### [Stated task 1]
List each matter that, according to the lease article on estoppel certificates and subordination, an estoppel certification may include.
### [Stated task 2]
From the lease article on estoppel certificates and subordination, write out the passage starting with "10.01. ESTOPPEL CERTIFICATES." and going on through "defenses or claims.", reproducing its wording precisely.

### [Page]
ARTICLE X—ESTOPPEL CERTIFICATES, SUBORDINATION, ETC.

 

10.01. ESTOPPEL CERTIFICATES. Upon request of Landlord or any mortgagee of Landlord, Tenant shall execute an estoppel certificate substantially in the form attached hereto and made a part hereof as Exhibit H, certifying the status of any facts with respect to this Lease. Estoppel certification may include: whether the Lease is in full force and effect; the rentals due under the Lease and the degree to which same have been paid; that there are no defenses or claims against Landlord for any alleged violation of this Lease by Landlord, or a statement of such defenses or claims.

 

10.02. SUBORDINATION, ATTORNMENT, ETC. This Lease and all rights of the Tenant under this Lease, will be, at the election of any mortgagee of the Project, either subordinate or superior, all or in part, to the lien of the mortgagee. Notwithstanding the foregoing or any other provision of this Lease to the contrary, if there shall be more than one mortgage on the Project, the rights of Tenant under this Lease shall not be treated as inferior to any inferior mortgage without the consent of all mortgagees superior in right to the mortgage to which Tenant’s rights are sought to be subordinate. Landlord agrees to provide a non-disturbance agreement as a condition of this Subordination provision. Landlord and Tenant agree to execute an agreement substantially consistent with the form of Subordination, Non-Disturbance and Attornment Agreement (SNDA) attached hereto as made a part hereof as Exhibit K. In the event any proceeding is brought for the foreclosure of the Leased Premises, Tenant agrees to attorn to the mortgagee in the event of strict foreclosure, or to the purchaser in the event of foreclosure by sale or deed in lieu of foreclosure, and recognize such mortgagee or purchaser (as the case may be) as the Landlord under this Lease including the terms of any SNDA executed by both parties.

### [Entries shown]

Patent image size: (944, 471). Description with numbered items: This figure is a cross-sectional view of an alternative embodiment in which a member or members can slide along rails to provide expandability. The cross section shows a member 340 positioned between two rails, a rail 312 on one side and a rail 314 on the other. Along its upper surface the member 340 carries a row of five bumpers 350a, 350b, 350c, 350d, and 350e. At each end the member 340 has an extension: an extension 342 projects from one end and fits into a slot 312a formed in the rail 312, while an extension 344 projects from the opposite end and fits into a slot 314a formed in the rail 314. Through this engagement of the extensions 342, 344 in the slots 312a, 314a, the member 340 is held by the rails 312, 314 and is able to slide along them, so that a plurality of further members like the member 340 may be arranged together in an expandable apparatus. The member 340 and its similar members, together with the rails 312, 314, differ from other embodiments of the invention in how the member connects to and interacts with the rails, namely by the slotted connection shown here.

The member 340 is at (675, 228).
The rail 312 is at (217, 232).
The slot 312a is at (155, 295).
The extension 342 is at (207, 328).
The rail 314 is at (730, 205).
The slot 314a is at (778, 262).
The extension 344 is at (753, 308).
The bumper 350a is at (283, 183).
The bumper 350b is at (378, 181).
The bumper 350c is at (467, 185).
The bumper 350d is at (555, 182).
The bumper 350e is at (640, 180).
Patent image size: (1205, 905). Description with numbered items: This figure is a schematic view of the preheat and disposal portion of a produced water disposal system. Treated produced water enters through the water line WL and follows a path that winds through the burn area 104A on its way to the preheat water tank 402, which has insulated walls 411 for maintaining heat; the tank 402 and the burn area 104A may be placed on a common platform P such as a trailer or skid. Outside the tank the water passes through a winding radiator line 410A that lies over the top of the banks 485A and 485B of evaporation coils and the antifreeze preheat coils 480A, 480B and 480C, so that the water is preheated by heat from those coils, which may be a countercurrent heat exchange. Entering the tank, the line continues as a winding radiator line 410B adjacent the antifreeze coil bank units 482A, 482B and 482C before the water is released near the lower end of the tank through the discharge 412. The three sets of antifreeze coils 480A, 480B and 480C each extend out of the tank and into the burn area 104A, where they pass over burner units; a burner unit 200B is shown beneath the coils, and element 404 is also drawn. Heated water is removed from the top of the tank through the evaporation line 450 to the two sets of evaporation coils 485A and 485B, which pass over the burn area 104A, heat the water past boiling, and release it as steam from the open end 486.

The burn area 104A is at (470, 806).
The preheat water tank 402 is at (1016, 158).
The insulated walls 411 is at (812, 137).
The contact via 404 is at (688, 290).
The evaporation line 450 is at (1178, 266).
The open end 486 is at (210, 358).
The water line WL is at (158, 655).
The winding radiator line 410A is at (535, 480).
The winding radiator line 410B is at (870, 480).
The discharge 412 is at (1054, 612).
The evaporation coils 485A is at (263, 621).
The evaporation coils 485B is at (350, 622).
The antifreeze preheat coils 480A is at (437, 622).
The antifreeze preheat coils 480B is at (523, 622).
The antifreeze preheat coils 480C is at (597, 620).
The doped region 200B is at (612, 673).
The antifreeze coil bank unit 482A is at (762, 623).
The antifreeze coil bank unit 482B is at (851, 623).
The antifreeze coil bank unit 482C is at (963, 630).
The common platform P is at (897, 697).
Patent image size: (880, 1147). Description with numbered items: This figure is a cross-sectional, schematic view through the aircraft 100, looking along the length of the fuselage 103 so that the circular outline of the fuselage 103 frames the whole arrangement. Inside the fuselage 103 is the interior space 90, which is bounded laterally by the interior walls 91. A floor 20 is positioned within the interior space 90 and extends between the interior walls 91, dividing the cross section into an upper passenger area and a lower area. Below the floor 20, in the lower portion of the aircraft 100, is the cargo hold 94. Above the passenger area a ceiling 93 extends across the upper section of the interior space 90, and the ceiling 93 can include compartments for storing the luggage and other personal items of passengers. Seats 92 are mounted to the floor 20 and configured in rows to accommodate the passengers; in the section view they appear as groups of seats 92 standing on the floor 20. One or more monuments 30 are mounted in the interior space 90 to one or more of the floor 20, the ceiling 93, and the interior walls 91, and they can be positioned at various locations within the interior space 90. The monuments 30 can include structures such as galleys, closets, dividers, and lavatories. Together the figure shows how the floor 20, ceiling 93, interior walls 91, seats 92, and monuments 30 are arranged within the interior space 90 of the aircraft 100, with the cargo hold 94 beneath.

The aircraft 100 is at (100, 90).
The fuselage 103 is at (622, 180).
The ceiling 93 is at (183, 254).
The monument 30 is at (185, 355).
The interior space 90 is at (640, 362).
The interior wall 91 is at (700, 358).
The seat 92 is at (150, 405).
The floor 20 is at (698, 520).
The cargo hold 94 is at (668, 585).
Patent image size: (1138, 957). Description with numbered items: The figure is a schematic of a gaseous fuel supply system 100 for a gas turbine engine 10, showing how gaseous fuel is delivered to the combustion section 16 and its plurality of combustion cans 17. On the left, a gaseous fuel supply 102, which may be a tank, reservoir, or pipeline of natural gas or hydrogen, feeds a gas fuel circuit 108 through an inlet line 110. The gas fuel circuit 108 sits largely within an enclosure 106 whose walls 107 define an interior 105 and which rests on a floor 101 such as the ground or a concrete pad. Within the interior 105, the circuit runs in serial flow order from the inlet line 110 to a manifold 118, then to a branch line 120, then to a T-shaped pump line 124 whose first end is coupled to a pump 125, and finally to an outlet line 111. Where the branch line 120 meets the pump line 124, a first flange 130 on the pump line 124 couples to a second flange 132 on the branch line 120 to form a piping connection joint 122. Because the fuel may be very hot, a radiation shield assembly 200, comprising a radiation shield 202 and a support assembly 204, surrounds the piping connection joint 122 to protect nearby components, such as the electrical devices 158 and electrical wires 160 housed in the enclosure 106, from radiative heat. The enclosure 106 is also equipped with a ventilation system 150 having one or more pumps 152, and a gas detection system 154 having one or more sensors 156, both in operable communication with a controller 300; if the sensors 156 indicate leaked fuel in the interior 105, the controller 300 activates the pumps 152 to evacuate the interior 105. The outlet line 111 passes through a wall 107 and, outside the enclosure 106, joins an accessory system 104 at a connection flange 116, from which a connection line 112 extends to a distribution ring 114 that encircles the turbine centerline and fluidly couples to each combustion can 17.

### [Finished answer 1]
- Whether the Lease is in full force and effect
- The rentals due under the Lease and the degree to which same have been paid
- That there are no defenses or claims against Landlord for any alleged violation of this Lease by Landlord, or a statement of such defenses or claims

### [Finished answer 2]
10.01. ESTOPPEL CERTIFICATES. Upon request of Landlord or any mortgagee of Landlord, Tenant shall execute an estoppel certificate substantially in the form attached hereto and made a part hereof as Exhibit H, certifying the status of any facts with respect to this Lease. Estoppel certification may include: whether the Lease is in full force and effect; the rentals due under the Lease and the degree to which same have been paid; that there are no defenses or claims against Landlord for any alleged violation of this Lease by Landlord, or a statement of such defenses or claims.